> Written instruction
Search the material below for the word "quan" and copy every line in which it occurs.

##### Provided entries

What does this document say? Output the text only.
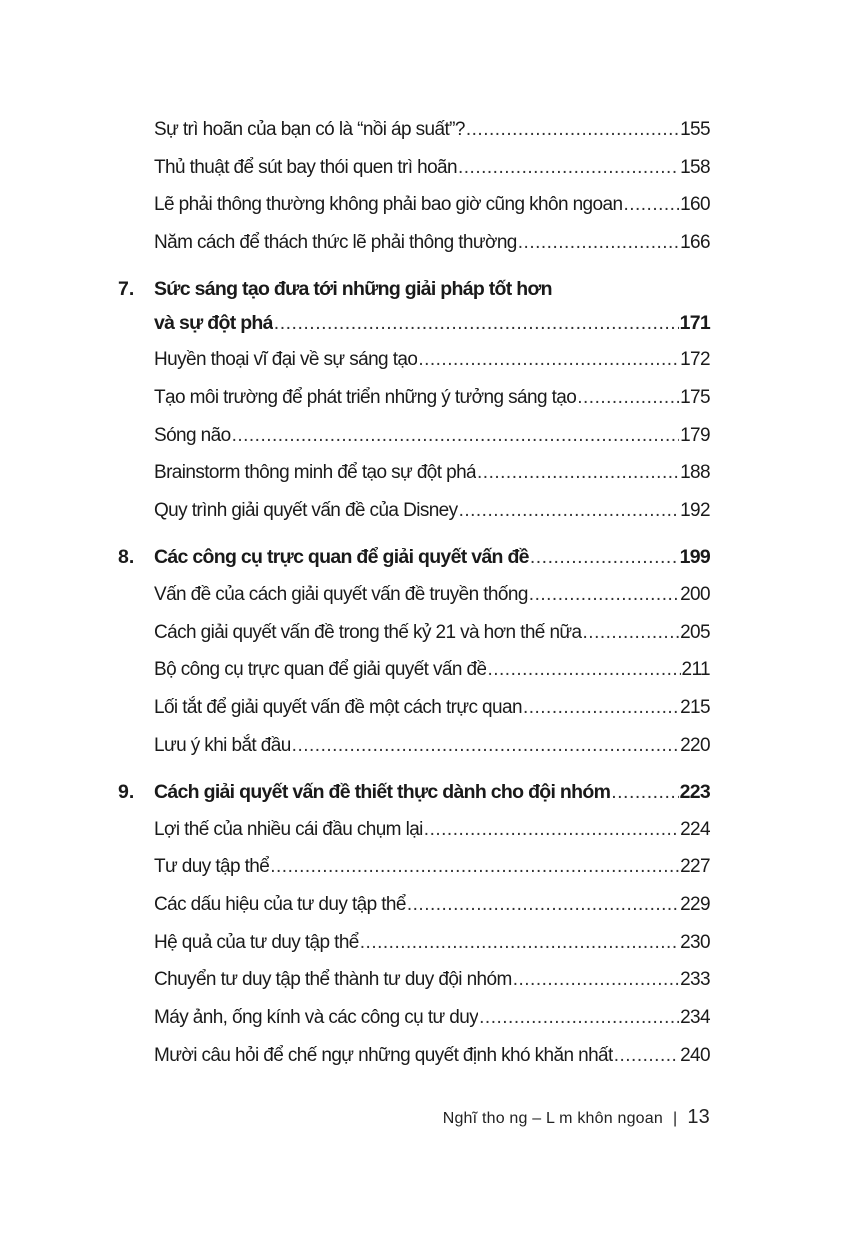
Sự trì hoãn của bạn có là “nồi áp suất”? .....	155
Thủ thuật để sút bay thói quen trì hoãn .....	158
Lẽ phải thông thường không phải bao giờ cũng khôn ngoan .....	160
Năm cách để thách thức lẽ phải thông thường .....	166
7. Sức sáng tạo đưa tới những giải pháp tốt hơn
và sự đột phá .....	171
Huyền thoại vĩ đại về sự sáng tạo .....	172
Tạo môi trường để phát triển những ý tưởng sáng tạo .....	175
Sóng não .....	179
Brainstorm thông minh để tạo sự đột phá .....	188
Quy trình giải quyết vấn đề của Disney .....	192
8. Các công cụ trực quan để giải quyết vấn đề .....	199
Vấn đề của cách giải quyết vấn đề truyền thống .....	200
Cách giải quyết vấn đề trong thế kỷ 21 và hơn thế nữa .....	205
Bộ công cụ trực quan để giải quyết vấn đề .....	211
Lối tắt để giải quyết vấn đề một cách trực quan .....	215
Lưu ý khi bắt đầu .....	220
9. Cách giải quyết vấn đề thiết thực dành cho đội nhóm .....	223
Lợi thế của nhiều cái đầu chụm lại .....	224
Tư duy tập thể .....	227
Các dấu hiệu của tư duy tập thể .....	229
Hệ quả của tư duy tập thể .....	230
Chuyển tư duy tập thể thành tư duy đội nhóm .....	233
Máy ảnh, ống kính và các công cụ tư duy .....	234
Mười câu hỏi để chế ngự những quyết định khó khăn nhất .....	240
Nghĩ tho ng – L m khôn ngoan | 13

##########

> Correct answer
8. Các công cụ trực quan để giải quyết vấn đề .....	199
Bộ công cụ trực quan để giải quyết vấn đề .....	211
Lối tắt để giải quyết vấn đề một cách trực quan .....	215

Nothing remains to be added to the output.